The authors, whose work was published in Scientific Reports on Wednesday, said of the thousands of animals that were traded in Wuhan, ‘these are capable of hosting a wide range of infectious zoonotic diseases or disease-baring parasites.’ 

The animals, some of them protected species, were ‘kept in dreadful conditions and teeming with all kinds of other infectious diseases, ready to be slaughtered on demand,’ lead author Professor David Macdonald, from the University of Oxford, told The Times.

The creatures were sold for huge sums. Marmot meat, for example, was five times the cost of pork. ‘This is not subsistence bushmeat, but a costly delicacy,’ Prof. Macdonald said. 

China claims it has since cracked down on these hotbeds for disease, outlawing the sale of live animals, but more than a year after the first outbreak, people still pack into these markets to buy food, including live fish, frogs and turtles. 

The study authors wrote that there is a persistent desire among Chinese people to trade in so-called ‘charismatic species’ which are considered ‘prestige items.’

‘In major part this is because protective legislation has not been enforced consistently, fostering a nonchalant disregard for wildlife exploitation,’ the study says. 

Prof. Macdonald told the Times: ‘With these huge concentrations of diverse species under one roof … it would seem but a matter of time before some other unwelcome disease might skip into the human population.’

The well-trodden theory that the virus originated from sordid animal cages in Wuhan has faced growing counter arguments over the last month since Joe Biden told his intelligence networks to redouble efforts to probe the lab leak theory.

What was previously considered a risible notion by the liberal media in the United States after it was promoted by Donald Trump, was given new credence.

The Huanan wet market, where scientists say the first cluster of infections were officially reported, is just a few hundred yards from the Wuhan Centres for Disease Prevention and Control and only a few miles from the the Wuhan Institute of Virology Lab, where scientists were reportedly conducting experiments on bats before the pandemic began.

Marmots

A raccoon dog

Marmots and a raccoon dog at the Huanan market in Wuhan

King rat snakes

Chinese bamboo rats

King rat snakes and Chinese bamboo rats which were on sale at the Huanan market

Amur hedgehog

A hog badger

An Amur hedgehog and a hog badger at the Huanan market in Wuhan

The lab is one of only a handful in the world that is cleared to handle Class 4 pathogens — dangerous viruses that pose a high risk of person-to-person transmission.

> **Things to do**
**1)** In the article on the Wuhan wildlife market, how did the price of marmot meat compare with that of pork?
**2)** Continue the article on the Wuhan wildlife market, starting after its final sentence.

> **Material provided**
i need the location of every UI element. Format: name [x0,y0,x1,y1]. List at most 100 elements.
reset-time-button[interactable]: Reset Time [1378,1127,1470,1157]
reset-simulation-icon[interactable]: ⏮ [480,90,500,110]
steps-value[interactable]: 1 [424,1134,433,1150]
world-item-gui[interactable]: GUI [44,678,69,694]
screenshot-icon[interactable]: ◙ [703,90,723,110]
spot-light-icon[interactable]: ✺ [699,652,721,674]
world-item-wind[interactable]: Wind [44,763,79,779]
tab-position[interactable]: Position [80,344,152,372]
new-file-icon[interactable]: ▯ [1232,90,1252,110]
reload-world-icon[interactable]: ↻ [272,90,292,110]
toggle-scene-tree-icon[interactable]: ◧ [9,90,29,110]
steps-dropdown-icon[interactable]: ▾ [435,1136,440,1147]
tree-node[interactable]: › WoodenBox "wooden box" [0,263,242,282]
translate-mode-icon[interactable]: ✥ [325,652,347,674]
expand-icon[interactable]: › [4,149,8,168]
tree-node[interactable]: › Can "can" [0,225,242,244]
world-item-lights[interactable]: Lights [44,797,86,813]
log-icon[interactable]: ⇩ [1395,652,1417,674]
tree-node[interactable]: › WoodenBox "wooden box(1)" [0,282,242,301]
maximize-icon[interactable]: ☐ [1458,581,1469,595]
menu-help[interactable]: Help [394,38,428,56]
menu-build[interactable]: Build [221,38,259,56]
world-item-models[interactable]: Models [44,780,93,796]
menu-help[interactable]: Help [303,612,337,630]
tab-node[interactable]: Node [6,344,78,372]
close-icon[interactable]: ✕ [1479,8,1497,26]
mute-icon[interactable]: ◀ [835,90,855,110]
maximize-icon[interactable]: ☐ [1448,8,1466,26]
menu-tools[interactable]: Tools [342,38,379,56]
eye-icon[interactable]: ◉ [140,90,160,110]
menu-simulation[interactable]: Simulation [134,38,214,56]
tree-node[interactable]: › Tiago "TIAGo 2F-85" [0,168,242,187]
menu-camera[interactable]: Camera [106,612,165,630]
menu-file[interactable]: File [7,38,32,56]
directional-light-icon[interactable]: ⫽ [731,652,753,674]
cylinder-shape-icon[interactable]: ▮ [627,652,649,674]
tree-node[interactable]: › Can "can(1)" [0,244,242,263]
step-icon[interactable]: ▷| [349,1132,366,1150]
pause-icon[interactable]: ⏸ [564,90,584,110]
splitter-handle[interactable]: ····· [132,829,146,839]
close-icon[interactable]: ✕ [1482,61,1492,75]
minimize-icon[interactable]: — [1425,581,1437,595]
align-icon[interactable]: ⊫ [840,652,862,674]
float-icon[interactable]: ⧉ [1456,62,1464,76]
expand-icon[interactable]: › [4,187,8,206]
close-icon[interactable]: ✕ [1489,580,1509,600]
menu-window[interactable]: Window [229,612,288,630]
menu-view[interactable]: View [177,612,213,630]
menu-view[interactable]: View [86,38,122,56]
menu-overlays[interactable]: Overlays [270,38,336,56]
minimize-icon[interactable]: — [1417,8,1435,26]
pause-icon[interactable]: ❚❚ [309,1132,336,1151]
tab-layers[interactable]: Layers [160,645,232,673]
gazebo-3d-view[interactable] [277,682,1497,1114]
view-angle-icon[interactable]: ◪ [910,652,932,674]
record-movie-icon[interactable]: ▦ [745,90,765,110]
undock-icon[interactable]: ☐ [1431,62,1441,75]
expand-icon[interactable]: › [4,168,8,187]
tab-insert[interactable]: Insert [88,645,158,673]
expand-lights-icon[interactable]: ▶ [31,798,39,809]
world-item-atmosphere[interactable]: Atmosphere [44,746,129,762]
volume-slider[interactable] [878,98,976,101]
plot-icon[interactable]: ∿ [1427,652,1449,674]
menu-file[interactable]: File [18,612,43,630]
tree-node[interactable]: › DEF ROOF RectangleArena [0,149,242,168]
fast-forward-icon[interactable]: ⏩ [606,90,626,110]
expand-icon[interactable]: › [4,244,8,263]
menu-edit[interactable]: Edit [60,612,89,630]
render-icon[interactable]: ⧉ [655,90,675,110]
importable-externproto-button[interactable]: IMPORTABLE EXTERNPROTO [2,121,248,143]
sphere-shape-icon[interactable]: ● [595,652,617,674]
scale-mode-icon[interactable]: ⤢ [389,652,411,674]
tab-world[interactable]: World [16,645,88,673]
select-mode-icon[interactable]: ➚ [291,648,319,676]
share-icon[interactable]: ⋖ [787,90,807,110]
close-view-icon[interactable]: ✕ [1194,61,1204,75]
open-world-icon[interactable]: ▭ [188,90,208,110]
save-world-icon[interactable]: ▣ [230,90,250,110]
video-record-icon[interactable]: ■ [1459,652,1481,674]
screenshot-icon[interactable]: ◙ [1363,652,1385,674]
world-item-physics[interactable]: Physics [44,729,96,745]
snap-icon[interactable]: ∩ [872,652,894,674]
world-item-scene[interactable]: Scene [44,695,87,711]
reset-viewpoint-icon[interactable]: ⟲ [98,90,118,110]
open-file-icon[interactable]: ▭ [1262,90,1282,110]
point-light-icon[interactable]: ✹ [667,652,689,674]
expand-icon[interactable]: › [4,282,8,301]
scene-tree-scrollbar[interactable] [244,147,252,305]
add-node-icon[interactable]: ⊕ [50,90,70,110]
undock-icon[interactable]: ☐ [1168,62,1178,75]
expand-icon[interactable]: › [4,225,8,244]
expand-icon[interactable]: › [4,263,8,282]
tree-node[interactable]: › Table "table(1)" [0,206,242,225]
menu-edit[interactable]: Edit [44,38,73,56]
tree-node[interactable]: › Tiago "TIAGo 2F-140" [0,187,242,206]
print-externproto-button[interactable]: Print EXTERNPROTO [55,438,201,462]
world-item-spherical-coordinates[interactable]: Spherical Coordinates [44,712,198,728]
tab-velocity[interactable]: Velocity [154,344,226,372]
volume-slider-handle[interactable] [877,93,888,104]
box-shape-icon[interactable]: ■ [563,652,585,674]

> **Results for each task**
**1)** Marmot meat cost five times as much as pork.

**2)**
Three researchers from the institute sought medical care in November 2019, before the virus began to spread, according to a recent report from the Wall Street Journal.

There are scientists who have claimed for more than a year that the genomic sequence of the virus is such that it must have been engineered by humans.

An explosive new study obtained exclusively by DailyMail.com last month said that the scientists created Covid-19 and then tried to cover their tracks by reverse-engineering versions of the virus to make it look like it evolved naturally from bats.

The paper’s authors, British Professor Angus Dalgleish and Norwegian scientist Dr. Birger Sørensen, wrote that they have had ‘prima facie evidence of retro-engineering in China’ for a year – but were ignored by academics and major journals.

Dalgleish is a professor of oncology at St George’s University, London, and is best known for his breakthrough creating the first working ‘HIV vaccine’, to treat diagnosed patients and allow them to go off medication for months.

Sørensen, a virologist, is chair of pharmaceutical company, Immunor, which developed a coronavirus vaccine candidate called Biovacc-19. Dalgleish also has share options in the firm.

The shocking allegations in the study include accusations of ‘deliberate destruction, concealment or contamination of data’ at Chinese labs, and it notes the silencing and disappearance of scientists in the communist country who spoke out.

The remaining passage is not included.